## [WHAT NEEDS TO BE DONE]
Copy all lines that contain the word "World".
>> begin DATA IN THIS EXERCISE
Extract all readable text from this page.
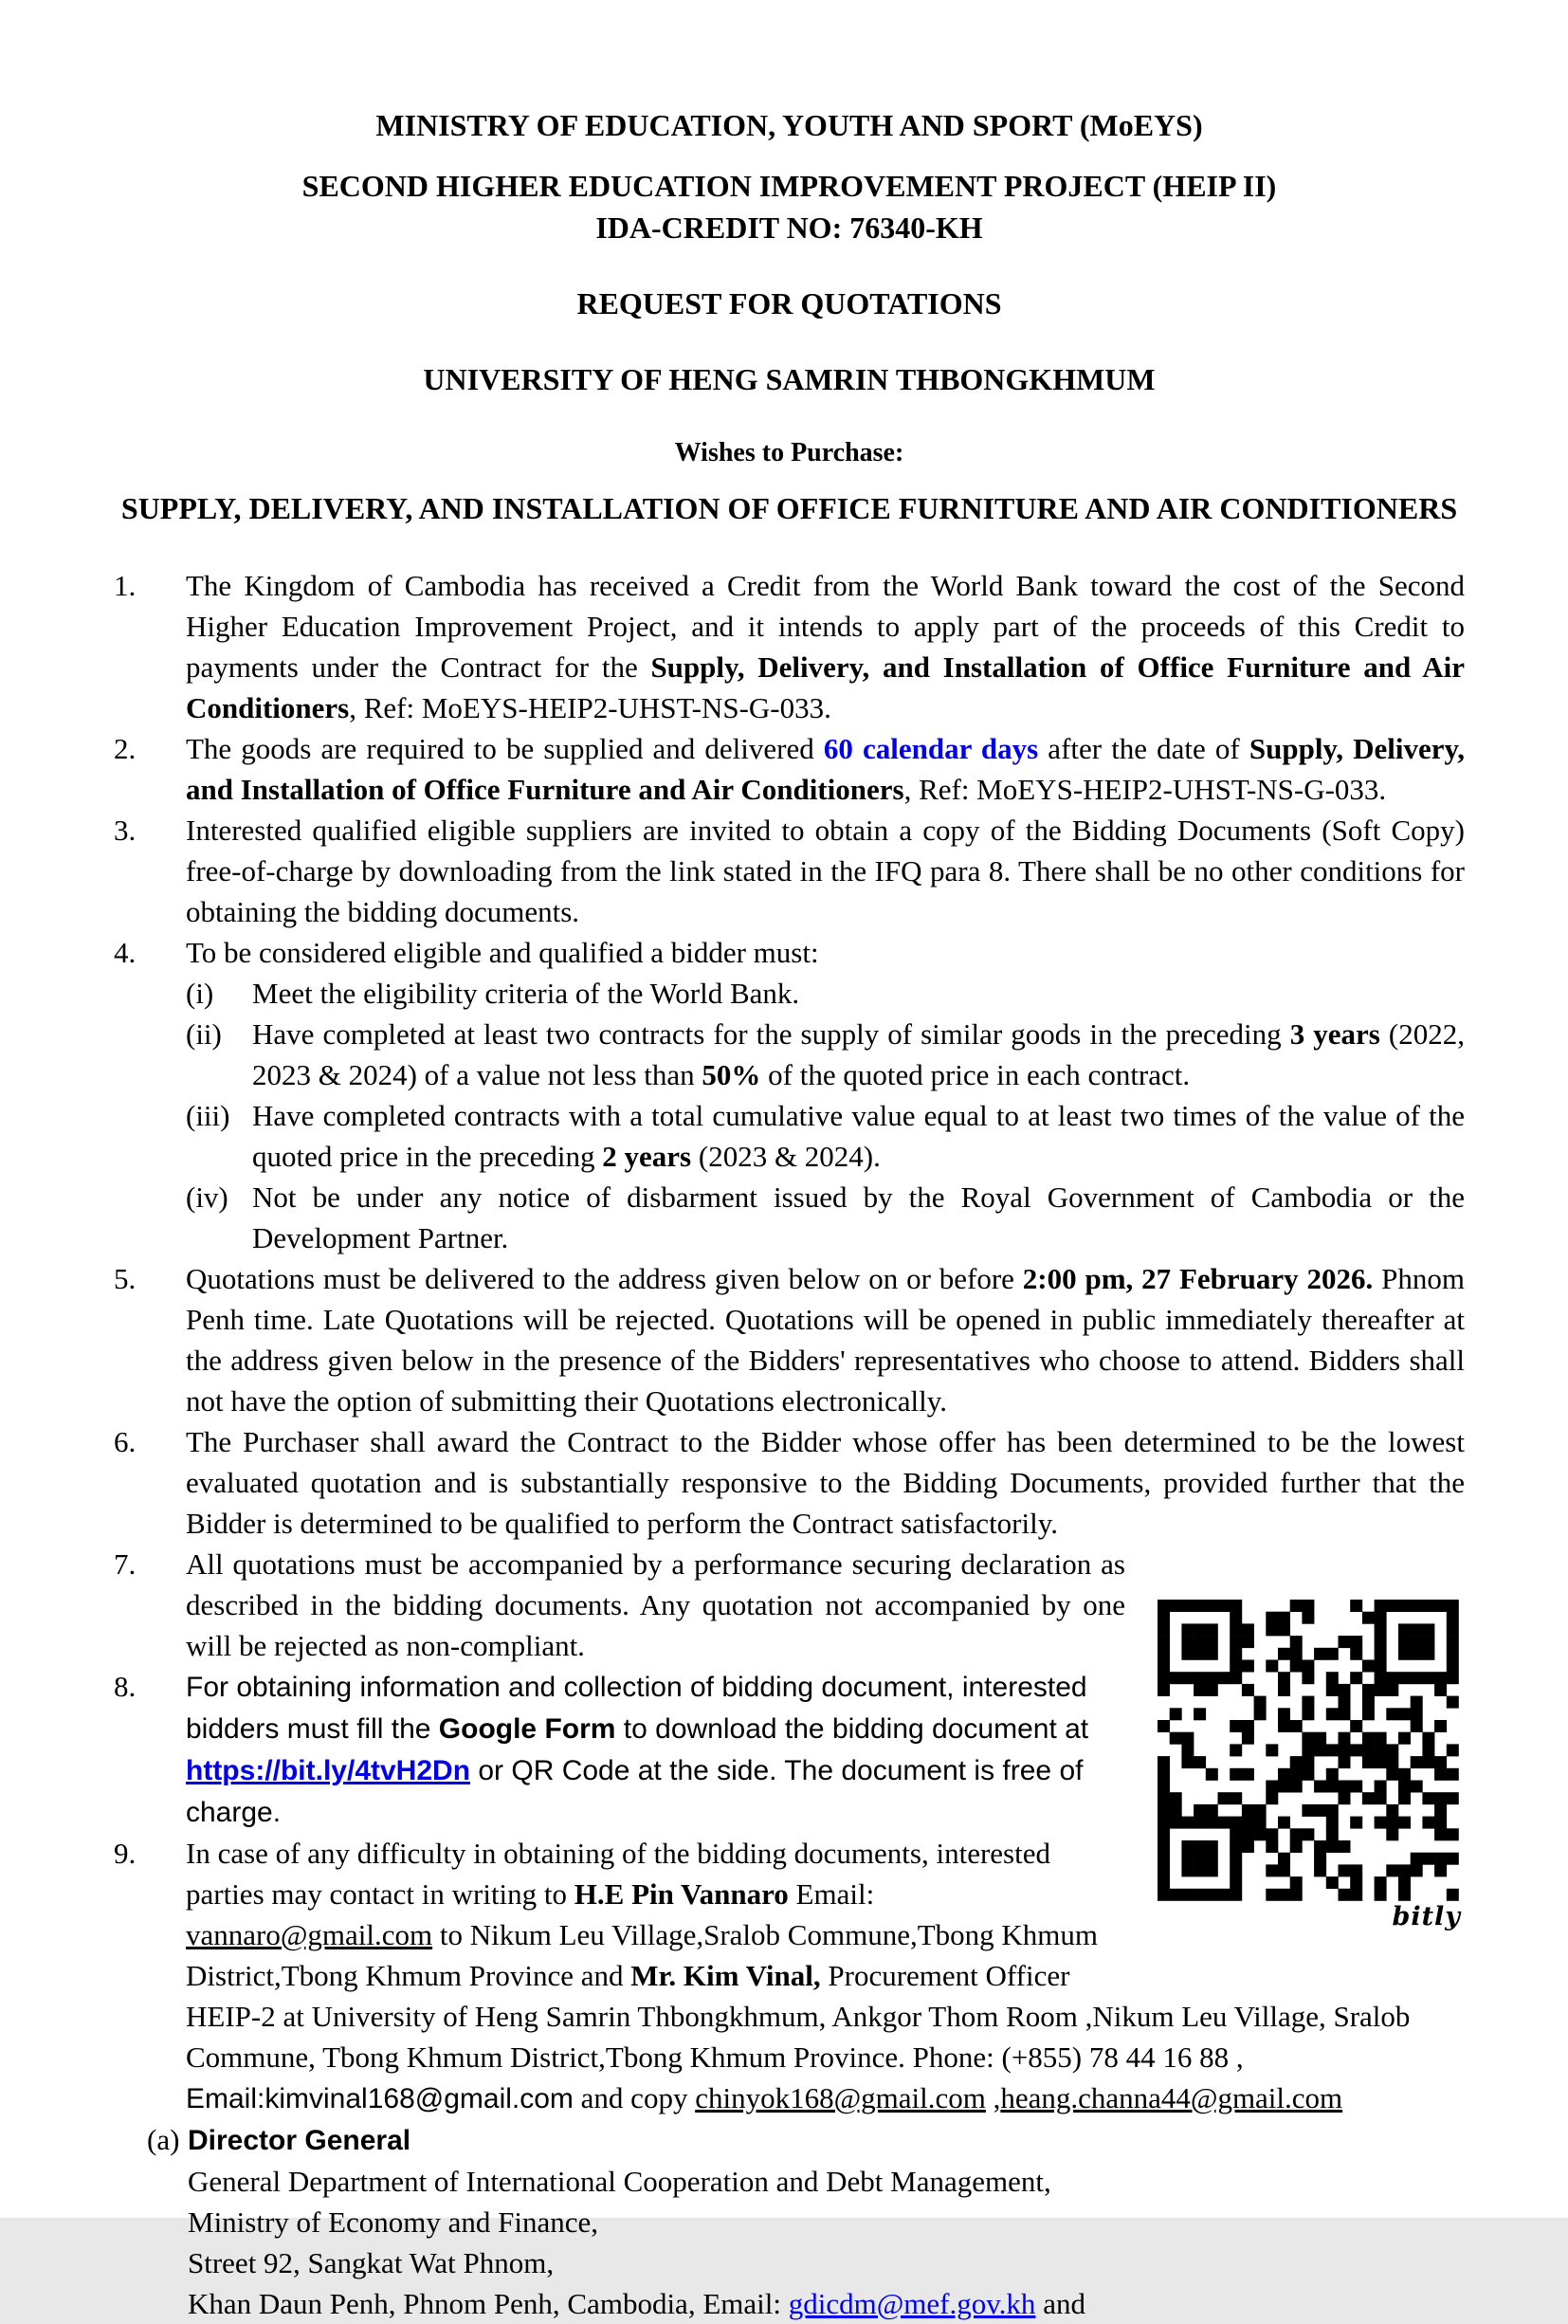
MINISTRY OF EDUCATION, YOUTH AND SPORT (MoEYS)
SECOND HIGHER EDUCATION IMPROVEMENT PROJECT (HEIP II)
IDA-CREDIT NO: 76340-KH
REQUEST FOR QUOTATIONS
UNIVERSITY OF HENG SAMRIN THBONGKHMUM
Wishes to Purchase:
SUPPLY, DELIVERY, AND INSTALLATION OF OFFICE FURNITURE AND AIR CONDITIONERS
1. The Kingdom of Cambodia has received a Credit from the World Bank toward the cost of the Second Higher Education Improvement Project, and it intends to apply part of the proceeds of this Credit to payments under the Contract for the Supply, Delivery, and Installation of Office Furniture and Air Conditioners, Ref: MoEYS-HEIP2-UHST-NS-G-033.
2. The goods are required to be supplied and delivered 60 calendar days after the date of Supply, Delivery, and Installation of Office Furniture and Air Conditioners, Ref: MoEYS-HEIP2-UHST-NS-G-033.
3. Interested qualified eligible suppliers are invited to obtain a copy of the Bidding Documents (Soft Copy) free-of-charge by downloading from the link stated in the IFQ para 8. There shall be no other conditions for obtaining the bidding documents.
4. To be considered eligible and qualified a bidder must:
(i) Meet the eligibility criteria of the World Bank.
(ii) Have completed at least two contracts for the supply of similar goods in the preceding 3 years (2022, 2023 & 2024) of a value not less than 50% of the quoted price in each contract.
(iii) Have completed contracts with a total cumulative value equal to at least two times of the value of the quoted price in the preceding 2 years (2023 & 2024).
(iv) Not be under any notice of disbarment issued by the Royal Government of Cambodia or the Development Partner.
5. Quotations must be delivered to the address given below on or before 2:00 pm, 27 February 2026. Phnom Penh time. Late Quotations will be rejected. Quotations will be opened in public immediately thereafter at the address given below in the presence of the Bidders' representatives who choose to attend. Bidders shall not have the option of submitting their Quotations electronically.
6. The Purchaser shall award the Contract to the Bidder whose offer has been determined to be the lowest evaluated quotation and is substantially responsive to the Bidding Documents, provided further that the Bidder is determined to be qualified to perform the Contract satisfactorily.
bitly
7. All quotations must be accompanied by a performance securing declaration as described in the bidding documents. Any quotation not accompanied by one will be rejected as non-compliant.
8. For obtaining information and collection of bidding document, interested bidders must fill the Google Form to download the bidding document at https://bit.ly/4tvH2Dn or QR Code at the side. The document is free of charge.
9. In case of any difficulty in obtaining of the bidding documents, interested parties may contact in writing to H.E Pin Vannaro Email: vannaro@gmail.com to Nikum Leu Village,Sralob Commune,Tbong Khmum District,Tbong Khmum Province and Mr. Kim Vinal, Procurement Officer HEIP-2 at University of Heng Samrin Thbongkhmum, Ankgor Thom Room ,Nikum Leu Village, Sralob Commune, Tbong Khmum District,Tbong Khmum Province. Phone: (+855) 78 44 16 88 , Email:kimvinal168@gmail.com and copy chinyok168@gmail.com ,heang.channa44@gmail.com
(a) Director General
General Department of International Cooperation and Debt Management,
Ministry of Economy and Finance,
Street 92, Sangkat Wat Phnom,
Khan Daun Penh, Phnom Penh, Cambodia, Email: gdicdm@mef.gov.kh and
>> end DATA IN THIS EXERCISE
## [RESULT OF THIS TASK]
1. The Kingdom of Cambodia has received a Credit from the World Bank toward the cost of the Second Higher Education Improvement Project, and it intends to apply part of the proceeds of this Credit to payments under the Contract for the Supply, Delivery, and Installation of Office Furniture and Air Conditioners, Ref: MoEYS-HEIP2-UHST-NS-G-033.
(i) Meet the eligibility criteria of the World Bank.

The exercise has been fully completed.